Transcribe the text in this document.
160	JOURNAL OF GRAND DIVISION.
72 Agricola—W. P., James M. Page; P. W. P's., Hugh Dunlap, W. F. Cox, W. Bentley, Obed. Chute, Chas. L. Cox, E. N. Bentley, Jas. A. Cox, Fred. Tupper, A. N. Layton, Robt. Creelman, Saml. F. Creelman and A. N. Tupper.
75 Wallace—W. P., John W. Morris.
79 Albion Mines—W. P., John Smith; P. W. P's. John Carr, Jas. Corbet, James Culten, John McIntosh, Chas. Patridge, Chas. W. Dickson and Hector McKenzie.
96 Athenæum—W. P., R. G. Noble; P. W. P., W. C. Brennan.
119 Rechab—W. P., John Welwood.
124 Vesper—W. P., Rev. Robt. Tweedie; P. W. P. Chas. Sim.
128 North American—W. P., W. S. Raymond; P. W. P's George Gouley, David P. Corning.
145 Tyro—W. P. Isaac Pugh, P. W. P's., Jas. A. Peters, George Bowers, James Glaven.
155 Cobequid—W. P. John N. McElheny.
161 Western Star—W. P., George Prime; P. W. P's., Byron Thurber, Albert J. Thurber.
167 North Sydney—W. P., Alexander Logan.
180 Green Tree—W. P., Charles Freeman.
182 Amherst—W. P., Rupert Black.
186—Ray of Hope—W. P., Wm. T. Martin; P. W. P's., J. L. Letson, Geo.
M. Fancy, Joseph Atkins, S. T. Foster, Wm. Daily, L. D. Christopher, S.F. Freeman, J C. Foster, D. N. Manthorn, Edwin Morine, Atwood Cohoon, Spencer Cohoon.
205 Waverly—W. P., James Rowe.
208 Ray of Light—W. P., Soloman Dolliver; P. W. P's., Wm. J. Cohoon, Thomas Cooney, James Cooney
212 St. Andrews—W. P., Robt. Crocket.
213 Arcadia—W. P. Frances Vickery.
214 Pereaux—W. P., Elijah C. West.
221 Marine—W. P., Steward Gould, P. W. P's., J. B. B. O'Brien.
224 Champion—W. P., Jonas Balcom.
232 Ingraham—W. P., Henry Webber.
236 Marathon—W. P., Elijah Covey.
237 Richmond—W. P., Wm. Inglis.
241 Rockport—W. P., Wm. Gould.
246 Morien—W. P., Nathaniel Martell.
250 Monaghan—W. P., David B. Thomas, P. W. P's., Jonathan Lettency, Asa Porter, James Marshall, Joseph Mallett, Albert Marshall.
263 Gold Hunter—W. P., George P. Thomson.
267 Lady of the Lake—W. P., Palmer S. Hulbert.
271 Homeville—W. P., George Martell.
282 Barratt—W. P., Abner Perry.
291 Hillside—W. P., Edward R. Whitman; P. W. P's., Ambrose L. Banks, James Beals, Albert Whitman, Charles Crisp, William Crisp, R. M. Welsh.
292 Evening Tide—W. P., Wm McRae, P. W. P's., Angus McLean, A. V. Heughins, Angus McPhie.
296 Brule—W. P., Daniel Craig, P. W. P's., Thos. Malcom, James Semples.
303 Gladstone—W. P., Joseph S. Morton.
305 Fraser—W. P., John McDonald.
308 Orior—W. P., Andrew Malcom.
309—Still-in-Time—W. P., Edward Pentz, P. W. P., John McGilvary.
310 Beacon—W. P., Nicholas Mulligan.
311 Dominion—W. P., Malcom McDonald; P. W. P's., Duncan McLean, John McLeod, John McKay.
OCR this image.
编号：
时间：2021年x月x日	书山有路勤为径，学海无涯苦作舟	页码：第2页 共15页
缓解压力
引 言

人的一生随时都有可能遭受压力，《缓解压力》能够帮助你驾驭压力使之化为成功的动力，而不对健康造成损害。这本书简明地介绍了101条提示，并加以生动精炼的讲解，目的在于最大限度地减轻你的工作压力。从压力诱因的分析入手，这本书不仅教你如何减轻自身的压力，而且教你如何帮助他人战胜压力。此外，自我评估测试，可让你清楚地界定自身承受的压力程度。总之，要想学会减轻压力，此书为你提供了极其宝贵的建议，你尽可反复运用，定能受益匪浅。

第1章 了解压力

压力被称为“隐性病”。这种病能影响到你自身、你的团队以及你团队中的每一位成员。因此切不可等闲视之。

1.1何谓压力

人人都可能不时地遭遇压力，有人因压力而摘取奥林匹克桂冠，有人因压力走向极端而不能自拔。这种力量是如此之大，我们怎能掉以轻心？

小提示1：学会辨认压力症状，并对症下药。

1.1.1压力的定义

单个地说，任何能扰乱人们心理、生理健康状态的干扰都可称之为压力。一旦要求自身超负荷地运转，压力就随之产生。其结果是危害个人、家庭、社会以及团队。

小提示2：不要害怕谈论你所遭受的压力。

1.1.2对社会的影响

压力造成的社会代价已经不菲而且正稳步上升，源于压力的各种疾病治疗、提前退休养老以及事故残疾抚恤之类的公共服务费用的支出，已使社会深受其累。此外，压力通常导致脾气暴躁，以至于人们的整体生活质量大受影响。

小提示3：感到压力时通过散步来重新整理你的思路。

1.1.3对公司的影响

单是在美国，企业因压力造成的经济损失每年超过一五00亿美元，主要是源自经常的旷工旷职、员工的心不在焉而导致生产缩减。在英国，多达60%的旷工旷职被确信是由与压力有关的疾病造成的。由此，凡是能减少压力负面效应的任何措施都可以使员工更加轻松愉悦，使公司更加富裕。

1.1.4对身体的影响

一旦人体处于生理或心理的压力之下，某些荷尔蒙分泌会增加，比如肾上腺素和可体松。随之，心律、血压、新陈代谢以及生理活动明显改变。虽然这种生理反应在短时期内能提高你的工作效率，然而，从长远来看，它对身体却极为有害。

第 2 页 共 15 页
——————————
_Instruction_
Your task is to print all of the records exactly.

_Result_
Transcribe the text in this document.
160	JOURNAL OF GRAND DIVISION.
72 Agricola—W. P., James M. Page; P. W. P's., Hugh Dunlap, W. F. Cox, W. Bentley, Obed. Chute, Chas. L. Cox, E. N. Bentley, Jas. A. Cox, Fred. Tupper, A. N. Layton, Robt. Creelman, Saml. F. Creelman and A. N. Tupper.
75 Wallace—W. P., John W. Morris.
79 Albion Mines—W. P., John Smith; P. W. P's. John Carr, Jas. Corbet, James Culten, John McIntosh, Chas. Patridge, Chas. W. Dickson and Hector McKenzie.
96 Athenæum—W. P., R. G. Noble; P. W. P., W. C. Brennan.
119 Rechab—W. P., John Welwood.
124 Vesper—W. P., Rev. Robt. Tweedie; P. W. P. Chas. Sim.
128 North American—W. P., W. S. Raymond; P. W. P's George Gouley, David P. Corning.
145 Tyro—W. P. Isaac Pugh, P. W. P's., Jas. A. Peters, George Bowers, James Glaven.
155 Cobequid—W. P. John N. McElheny.
161 Western Star—W. P., George Prime; P. W. P's., Byron Thurber, Albert J. Thurber.
167 North Sydney—W. P., Alexander Logan.
180 Green Tree—W. P., Charles Freeman.
182 Amherst—W. P., Rupert Black.
186—Ray of Hope—W. P., Wm. T. Martin; P. W. P's., J. L. Letson, Geo.
M. Fancy, Joseph Atkins, S. T. Foster, Wm. Daily, L. D. Christopher, S.F. Freeman, J C. Foster, D. N. Manthorn, Edwin Morine, Atwood Cohoon, Spencer Cohoon.
205 Waverly—W. P., James Rowe.
208 Ray of Light—W. P., Soloman Dolliver; P. W. P's., Wm. J. Cohoon, Thomas Cooney, James Cooney
212 St. Andrews—W. P., Robt. Crocket.
213 Arcadia—W. P. Frances Vickery.
214 Pereaux—W. P., Elijah C. West.
221 Marine—W. P., Steward Gould, P. W. P's., J. B. B. O'Brien.
224 Champion—W. P., Jonas Balcom.
232 Ingraham—W. P., Henry Webber.
236 Marathon—W. P., Elijah Covey.
237 Richmond—W. P., Wm. Inglis.
241 Rockport—W. P., Wm. Gould.
246 Morien—W. P., Nathaniel Martell.
250 Monaghan—W. P., David B. Thomas, P. W. P's., Jonathan Lettency, Asa Porter, James Marshall, Joseph Mallett, Albert Marshall.
263 Gold Hunter—W. P., George P. Thomson.
267 Lady of the Lake—W. P., Palmer S. Hulbert.
271 Homeville—W. P., George Martell.
282 Barratt—W. P., Abner Perry.
291 Hillside—W. P., Edward R. Whitman; P. W. P's., Ambrose L. Banks, James Beals, Albert Whitman, Charles Crisp, William Crisp, R. M. Welsh.
292 Evening Tide—W. P., Wm McRae, P. W. P's., Angus McLean, A. V. Heughins, Angus McPhie.
296 Brule—W. P., Daniel Craig, P. W. P's., Thos. Malcom, James Semples.
303 Gladstone—W. P., Joseph S. Morton.
305 Fraser—W. P., John McDonald.
308 Orior—W. P., Andrew Malcom.
309—Still-in-Time—W. P., Edward Pentz, P. W. P., John McGilvary.
310 Beacon—W. P., Nicholas Mulligan.
311 Dominion—W. P., Malcom McDonald; P. W. P's., Duncan McLean, John McLeod, John McKay.
OCR this image.
编号：
时间：2021年x月x日	书山有路勤为径，学海无涯苦作舟	页码：第2页 共15页
缓解压力
引 言

人的一生随时都有可能遭受压力，《缓解压力》能够帮助你驾驭压力使之化为成功的动力，而不对健康造成损害。这本书简明地介绍了101条提示，并加以生动精炼的讲解，目的在于最大限度地减轻你的工作压力。从压力诱因的分析入手，这本书不仅教你如何减轻自身的压力，而且教你如何帮助他人战胜压力。此外，自我评估测试，可让你清楚地界定自身承受的压力程度。总之，要想学会减轻压力，此书为你提供了极其宝贵的建议，你尽可反复运用，定能受益匪浅。

第1章 了解压力

压力被称为“隐性病”。这种病能影响到你自身、你的团队以及你团队中的每一位成员。因此切不可等闲视之。

1.1何谓压力

人人都可能不时地遭遇压力，有人因压力而摘取奥林匹克桂冠，有人因压力走向极端而不能自拔。这种力量是如此之大，我们怎能掉以轻心？

小提示1：学会辨认压力症状，并对症下药。

1.1.1压力的定义

单个地说，任何能扰乱人们心理、生理健康状态的干扰都可称之为压力。一旦要求自身超负荷地运转，压力就随之产生。其结果是危害个人、家庭、社会以及团队。

小提示2：不要害怕谈论你所遭受的压力。

1.1.2对社会的影响

压力造成的社会代价已经不菲而且正稳步上升，源于压力的各种疾病治疗、提前退休养老以及事故残疾抚恤之类的公共服务费用的支出，已使社会深受其累。此外，压力通常导致脾气暴躁，以至于人们的整体生活质量大受影响。

小提示3：感到压力时通过散步来重新整理你的思路。

1.1.3对公司的影响

单是在美国，企业因压力造成的经济损失每年超过一五00亿美元，主要是源自经常的旷工旷职、员工的心不在焉而导致生产缩减。在英国，多达60%的旷工旷职被确信是由与压力有关的疾病造成的。由此，凡是能减少压力负面效应的任何措施都可以使员工更加轻松愉悦，使公司更加富裕。

1.1.4对身体的影响

一旦人体处于生理或心理的压力之下，某些荷尔蒙分泌会增加，比如肾上腺素和可体松。随之，心律、血压、新陈代谢以及生理活动明显改变。虽然这种生理反应在短时期内能提高你的工作效率，然而，从长远来看，它对身体却极为有害。

第 2 页 共 15 页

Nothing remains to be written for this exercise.